__Task to complete__
Give every entry again, word for word.

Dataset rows
--*--

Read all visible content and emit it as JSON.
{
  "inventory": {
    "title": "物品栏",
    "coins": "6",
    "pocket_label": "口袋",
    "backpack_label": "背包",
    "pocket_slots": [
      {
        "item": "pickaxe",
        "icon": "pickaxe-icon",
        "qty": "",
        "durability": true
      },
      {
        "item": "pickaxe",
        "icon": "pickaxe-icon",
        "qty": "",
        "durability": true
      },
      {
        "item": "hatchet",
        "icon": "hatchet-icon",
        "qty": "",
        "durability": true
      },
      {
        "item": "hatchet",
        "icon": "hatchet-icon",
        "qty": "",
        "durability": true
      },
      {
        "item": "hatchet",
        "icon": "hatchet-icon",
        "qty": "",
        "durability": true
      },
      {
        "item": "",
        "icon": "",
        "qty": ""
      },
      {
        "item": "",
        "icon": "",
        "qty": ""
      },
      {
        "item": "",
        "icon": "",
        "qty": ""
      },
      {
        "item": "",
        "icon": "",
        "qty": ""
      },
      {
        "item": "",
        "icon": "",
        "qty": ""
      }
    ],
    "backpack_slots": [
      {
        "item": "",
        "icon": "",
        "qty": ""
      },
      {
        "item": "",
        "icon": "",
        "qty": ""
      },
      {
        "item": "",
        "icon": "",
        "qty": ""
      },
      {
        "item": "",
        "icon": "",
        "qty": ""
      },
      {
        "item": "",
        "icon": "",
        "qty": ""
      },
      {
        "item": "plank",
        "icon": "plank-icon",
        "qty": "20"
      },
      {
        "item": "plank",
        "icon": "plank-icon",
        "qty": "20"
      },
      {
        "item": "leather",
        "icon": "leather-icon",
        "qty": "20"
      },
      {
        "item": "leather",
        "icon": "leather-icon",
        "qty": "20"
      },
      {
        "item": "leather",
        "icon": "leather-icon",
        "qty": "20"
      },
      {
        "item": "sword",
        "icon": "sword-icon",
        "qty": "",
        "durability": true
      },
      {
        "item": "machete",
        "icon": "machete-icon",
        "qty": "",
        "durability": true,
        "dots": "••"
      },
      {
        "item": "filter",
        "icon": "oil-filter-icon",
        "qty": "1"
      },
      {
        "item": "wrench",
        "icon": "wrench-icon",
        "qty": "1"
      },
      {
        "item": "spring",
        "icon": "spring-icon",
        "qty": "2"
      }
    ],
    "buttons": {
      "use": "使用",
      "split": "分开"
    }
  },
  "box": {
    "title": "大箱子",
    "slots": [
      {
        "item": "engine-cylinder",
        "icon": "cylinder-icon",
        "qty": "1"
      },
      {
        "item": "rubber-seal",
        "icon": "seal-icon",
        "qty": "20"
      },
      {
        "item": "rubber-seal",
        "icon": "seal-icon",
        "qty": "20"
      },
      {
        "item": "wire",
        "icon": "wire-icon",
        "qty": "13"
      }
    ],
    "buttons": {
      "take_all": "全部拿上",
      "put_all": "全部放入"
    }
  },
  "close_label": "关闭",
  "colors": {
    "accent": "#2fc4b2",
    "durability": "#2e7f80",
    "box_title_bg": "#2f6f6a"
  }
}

--*--

__The reply__
Read all visible content and emit it as JSON.
{
  "inventory": {
    "title": "物品栏",
    "coins": "6",
    "pocket_label": "口袋",
    "backpack_label": "背包",
    "pocket_slots": [
      {
        "item": "pickaxe",
        "icon": "pickaxe-icon",
        "qty": "",
        "durability": true
      },
      {
        "item": "pickaxe",
        "icon": "pickaxe-icon",
        "qty": "",
        "durability": true
      },
      {
        "item": "hatchet",
        "icon": "hatchet-icon",
        "qty": "",
        "durability": true
      },
      {
        "item": "hatchet",
        "icon": "hatchet-icon",
        "qty": "",
        "durability": true
      },
      {
        "item": "hatchet",
        "icon": "hatchet-icon",
        "qty": "",
        "durability": true
      },
      {
        "item": "",
        "icon": "",
        "qty": ""
      },
      {
        "item": "",
        "icon": "",
        "qty": ""
      },
      {
        "item": "",
        "icon": "",
        "qty": ""
      },
      {
        "item": "",
        "icon": "",
        "qty": ""
      },
      {
        "item": "",
        "icon": "",
        "qty": ""
      }
    ],
    "backpack_slots": [
      {
        "item": "",
        "icon": "",
        "qty": ""
      },
      {
        "item": "",
        "icon": "",
        "qty": ""
      },
      {
        "item": "",
        "icon": "",
        "qty": ""
      },
      {
        "item": "",
        "icon": "",
        "qty": ""
      },
      {
        "item": "",
        "icon": "",
        "qty": ""
      },
      {
        "item": "plank",
        "icon": "plank-icon",
        "qty": "20"
      },
      {
        "item": "plank",
        "icon": "plank-icon",
        "qty": "20"
      },
      {
        "item": "leather",
        "icon": "leather-icon",
        "qty": "20"
      },
      {
        "item": "leather",
        "icon": "leather-icon",
        "qty": "20"
      },
      {
        "item": "leather",
        "icon": "leather-icon",
        "qty": "20"
      },
      {
        "item": "sword",
        "icon": "sword-icon",
        "qty": "",
        "durability": true
      },
      {
        "item": "machete",
        "icon": "machete-icon",
        "qty": "",
        "durability": true,
        "dots": "••"
      },
      {
        "item": "filter",
        "icon": "oil-filter-icon",
        "qty": "1"
      },
      {
        "item": "wrench",
        "icon": "wrench-icon",
        "qty": "1"
      },
      {
        "item": "spring",
        "icon": "spring-icon",
        "qty": "2"
      }
    ],
    "buttons": {
      "use": "使用",
      "split": "分开"
    }
  },
  "box": {
    "title": "大箱子",
    "slots": [
      {
        "item": "engine-cylinder",
        "icon": "cylinder-icon",
        "qty": "1"
      },
      {
        "item": "rubber-seal",
        "icon": "seal-icon",
        "qty": "20"
      },
      {
        "item": "rubber-seal",
        "icon": "seal-icon",
        "qty": "20"
      },
      {
        "item": "wire",
        "icon": "wire-icon",
        "qty": "13"
      }
    ],
    "buttons": {
      "take_all": "全部拿上",
      "put_all": "全部放入"
    }
  },
  "close_label": "关闭",
  "colors": {
    "accent": "#2fc4b2",
    "durability": "#2e7f80",
    "box_title_bg": "#2f6f6a"
  }
}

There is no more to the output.